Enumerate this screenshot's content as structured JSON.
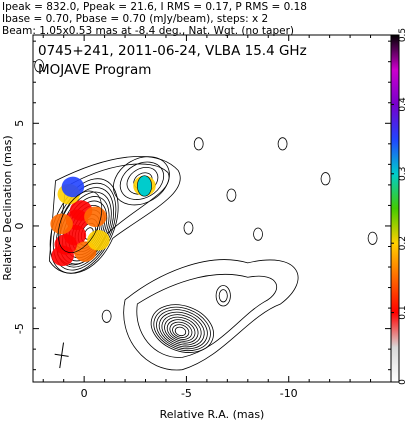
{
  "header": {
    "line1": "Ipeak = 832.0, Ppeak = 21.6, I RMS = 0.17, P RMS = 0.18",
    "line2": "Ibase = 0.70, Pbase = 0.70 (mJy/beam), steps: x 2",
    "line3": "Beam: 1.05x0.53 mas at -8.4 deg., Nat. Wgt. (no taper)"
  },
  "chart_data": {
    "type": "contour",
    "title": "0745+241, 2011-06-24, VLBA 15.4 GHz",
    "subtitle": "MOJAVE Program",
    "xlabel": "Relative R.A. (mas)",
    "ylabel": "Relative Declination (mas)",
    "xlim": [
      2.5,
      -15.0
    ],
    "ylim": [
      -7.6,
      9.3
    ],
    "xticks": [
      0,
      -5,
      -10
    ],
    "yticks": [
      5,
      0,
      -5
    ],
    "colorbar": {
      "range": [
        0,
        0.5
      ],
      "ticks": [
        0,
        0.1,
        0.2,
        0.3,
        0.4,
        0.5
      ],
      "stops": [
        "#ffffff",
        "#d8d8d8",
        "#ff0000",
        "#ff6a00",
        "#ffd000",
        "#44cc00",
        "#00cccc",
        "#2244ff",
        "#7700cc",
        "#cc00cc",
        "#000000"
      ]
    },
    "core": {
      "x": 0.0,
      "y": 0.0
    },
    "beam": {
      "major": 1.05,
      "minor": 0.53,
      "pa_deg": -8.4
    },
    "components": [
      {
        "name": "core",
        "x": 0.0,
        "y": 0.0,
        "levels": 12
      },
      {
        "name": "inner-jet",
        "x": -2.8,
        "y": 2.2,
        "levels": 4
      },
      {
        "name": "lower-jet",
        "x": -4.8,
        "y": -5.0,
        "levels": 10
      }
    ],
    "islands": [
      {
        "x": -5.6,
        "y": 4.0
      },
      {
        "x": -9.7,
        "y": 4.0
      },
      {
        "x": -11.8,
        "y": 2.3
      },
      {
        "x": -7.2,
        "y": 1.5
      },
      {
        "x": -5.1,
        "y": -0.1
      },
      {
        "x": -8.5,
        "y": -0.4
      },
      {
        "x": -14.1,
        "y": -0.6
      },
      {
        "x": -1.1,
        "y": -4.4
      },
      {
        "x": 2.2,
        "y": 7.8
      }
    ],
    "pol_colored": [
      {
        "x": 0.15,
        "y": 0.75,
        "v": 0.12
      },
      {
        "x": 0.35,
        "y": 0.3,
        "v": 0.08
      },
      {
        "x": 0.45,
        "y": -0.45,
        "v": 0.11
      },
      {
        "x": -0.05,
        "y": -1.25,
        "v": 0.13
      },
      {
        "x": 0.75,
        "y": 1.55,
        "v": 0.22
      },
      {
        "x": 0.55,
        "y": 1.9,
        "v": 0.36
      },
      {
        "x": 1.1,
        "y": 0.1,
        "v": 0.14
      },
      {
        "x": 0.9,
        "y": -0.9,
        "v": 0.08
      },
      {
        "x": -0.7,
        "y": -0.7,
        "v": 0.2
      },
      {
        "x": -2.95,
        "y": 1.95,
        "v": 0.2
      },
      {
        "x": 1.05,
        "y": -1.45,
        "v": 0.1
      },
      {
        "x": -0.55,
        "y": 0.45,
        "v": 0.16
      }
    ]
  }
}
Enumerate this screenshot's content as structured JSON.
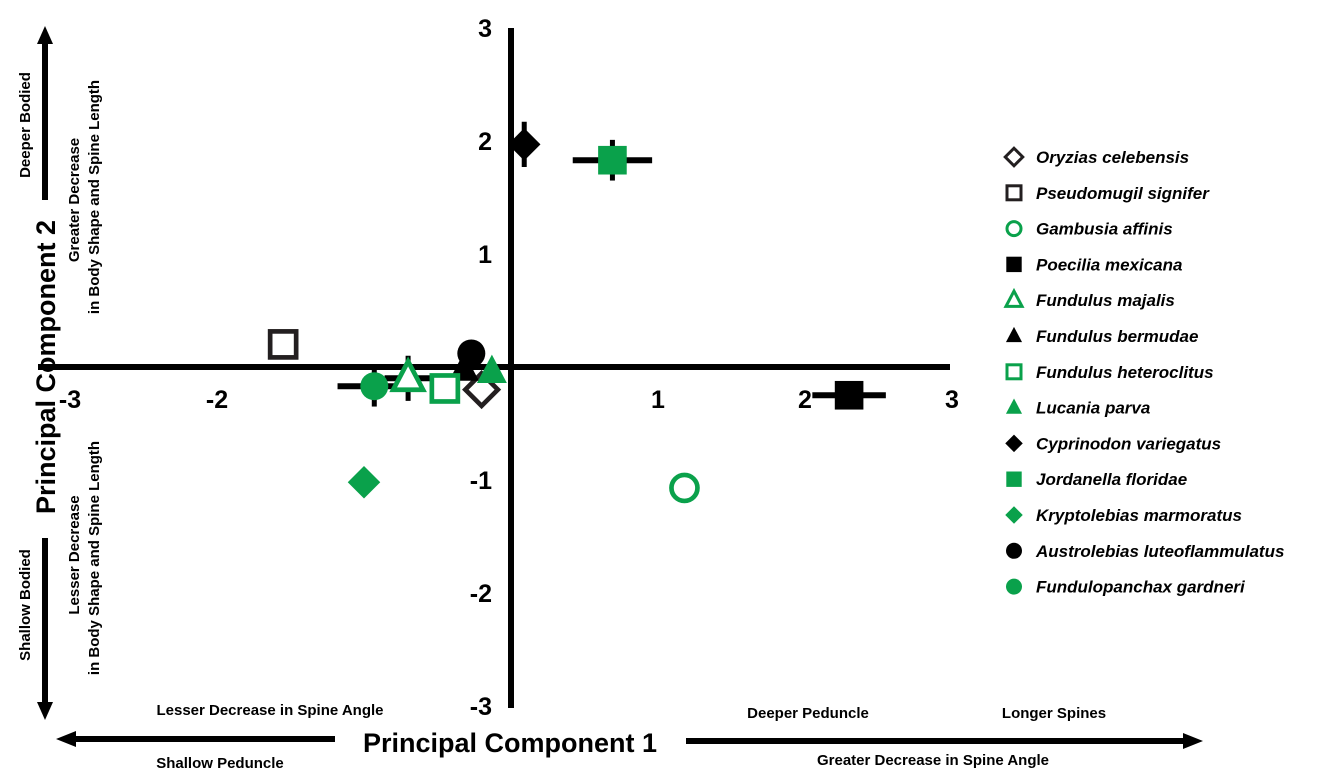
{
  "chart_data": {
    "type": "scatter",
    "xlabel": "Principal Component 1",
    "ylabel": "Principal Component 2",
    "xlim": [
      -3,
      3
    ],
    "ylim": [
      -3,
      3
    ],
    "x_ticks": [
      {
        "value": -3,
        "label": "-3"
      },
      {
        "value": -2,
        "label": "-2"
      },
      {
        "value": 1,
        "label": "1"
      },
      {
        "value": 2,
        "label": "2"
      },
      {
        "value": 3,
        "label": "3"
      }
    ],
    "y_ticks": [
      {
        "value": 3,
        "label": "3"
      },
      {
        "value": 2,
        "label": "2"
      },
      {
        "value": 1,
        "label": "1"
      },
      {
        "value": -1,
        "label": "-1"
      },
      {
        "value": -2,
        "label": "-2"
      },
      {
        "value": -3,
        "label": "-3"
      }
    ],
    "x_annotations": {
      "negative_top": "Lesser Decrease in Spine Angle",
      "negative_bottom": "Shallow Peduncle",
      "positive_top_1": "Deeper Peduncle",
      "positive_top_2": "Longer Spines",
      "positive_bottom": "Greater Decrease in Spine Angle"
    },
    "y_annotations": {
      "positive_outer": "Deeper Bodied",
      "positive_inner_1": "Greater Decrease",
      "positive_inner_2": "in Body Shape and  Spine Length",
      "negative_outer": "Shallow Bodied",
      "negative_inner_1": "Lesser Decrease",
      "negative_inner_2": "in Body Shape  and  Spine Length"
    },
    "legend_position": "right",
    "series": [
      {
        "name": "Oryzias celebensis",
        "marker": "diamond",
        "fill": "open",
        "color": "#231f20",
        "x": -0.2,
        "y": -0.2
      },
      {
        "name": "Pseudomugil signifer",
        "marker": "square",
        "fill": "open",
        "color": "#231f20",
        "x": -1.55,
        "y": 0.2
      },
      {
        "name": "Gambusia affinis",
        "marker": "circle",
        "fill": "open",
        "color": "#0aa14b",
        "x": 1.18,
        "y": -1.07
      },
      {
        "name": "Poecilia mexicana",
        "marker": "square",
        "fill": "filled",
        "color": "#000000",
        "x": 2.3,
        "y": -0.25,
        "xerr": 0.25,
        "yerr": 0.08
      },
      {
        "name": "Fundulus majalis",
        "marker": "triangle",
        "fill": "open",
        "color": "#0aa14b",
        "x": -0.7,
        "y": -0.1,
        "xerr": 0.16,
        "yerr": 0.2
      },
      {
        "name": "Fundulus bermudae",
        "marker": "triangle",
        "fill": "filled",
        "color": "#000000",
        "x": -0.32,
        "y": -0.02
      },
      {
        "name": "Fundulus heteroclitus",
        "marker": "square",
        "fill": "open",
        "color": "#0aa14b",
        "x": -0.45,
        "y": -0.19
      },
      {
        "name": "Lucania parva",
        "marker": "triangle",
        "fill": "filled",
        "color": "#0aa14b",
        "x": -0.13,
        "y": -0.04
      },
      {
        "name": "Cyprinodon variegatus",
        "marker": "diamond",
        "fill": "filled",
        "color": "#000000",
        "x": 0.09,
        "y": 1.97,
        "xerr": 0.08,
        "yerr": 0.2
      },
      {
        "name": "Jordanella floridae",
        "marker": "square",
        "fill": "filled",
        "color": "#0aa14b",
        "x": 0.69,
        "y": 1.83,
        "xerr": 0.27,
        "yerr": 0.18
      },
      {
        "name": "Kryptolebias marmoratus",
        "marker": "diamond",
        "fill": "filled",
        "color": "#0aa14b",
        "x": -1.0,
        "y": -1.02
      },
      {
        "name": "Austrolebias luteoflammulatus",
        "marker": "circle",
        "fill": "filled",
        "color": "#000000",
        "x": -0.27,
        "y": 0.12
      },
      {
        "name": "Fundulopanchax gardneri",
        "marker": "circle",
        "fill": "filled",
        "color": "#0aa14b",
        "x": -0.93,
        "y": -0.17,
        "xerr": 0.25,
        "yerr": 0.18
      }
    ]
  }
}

....

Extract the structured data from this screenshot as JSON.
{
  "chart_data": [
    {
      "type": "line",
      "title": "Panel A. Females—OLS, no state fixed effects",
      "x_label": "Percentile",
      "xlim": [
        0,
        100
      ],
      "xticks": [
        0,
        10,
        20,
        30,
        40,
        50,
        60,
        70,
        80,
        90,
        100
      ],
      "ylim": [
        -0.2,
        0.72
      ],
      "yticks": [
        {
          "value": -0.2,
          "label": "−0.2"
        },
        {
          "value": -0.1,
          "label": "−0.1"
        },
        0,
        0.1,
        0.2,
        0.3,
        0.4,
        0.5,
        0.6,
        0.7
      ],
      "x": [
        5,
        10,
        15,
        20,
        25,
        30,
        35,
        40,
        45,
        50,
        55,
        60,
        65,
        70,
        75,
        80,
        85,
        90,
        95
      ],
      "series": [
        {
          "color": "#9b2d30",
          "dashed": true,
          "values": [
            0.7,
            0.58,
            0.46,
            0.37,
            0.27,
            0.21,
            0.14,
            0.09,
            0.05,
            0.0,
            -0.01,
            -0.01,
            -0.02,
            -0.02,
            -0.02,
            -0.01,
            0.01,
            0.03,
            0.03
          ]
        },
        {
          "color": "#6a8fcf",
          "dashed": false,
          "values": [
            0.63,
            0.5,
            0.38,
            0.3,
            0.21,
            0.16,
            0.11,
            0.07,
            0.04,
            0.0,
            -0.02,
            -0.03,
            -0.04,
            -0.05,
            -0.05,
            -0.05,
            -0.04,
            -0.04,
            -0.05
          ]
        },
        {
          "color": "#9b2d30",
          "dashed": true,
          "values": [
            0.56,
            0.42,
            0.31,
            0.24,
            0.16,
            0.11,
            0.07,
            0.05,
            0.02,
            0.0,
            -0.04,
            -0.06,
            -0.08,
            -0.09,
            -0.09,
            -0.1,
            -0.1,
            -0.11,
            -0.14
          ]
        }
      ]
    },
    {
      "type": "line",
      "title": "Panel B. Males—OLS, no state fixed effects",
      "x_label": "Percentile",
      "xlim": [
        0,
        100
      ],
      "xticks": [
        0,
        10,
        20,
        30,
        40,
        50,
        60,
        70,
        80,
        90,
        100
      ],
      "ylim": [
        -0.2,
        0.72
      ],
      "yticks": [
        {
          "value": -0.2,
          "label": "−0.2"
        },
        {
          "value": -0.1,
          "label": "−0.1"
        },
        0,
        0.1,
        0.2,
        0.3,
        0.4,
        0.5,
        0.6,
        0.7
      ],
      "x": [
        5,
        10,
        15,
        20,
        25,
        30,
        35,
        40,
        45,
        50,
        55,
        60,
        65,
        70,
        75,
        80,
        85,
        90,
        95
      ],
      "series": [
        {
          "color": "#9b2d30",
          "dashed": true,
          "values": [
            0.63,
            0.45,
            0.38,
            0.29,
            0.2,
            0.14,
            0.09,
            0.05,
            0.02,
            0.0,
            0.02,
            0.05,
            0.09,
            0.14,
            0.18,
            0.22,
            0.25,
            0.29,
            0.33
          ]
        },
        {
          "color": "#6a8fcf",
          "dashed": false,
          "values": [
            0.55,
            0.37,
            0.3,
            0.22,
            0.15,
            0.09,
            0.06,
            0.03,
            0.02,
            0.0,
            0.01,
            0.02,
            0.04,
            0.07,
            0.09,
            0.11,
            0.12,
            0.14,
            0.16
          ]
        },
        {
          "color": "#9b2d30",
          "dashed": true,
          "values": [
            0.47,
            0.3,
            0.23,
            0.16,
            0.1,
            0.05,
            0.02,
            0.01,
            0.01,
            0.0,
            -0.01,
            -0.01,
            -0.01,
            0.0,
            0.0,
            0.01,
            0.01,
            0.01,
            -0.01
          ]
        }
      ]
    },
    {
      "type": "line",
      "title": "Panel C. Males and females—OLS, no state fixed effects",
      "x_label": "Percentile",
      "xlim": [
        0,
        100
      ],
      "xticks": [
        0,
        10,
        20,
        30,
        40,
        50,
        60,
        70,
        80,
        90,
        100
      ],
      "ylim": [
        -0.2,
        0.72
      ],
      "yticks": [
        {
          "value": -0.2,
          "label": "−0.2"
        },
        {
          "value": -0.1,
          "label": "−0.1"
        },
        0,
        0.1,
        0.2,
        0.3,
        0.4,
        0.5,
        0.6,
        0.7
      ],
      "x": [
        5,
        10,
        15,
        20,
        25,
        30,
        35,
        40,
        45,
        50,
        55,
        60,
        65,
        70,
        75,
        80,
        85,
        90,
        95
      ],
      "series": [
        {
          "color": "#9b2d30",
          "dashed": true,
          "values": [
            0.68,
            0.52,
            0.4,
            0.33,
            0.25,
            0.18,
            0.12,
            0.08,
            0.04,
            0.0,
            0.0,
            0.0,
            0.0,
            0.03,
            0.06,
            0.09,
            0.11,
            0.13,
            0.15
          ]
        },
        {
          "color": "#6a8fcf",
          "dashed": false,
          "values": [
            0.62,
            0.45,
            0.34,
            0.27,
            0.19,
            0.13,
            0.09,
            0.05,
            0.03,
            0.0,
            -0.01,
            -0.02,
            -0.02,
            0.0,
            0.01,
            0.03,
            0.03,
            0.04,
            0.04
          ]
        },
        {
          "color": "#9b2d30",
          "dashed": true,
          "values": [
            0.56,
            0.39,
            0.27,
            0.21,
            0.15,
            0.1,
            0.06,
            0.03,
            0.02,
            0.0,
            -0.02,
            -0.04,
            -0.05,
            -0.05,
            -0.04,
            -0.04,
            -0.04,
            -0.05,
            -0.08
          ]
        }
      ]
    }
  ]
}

....

● BRIEF:
Work out how many lines of the data above hold the word "Relative", and write only the count.

● EXPECTED ANSWER:
2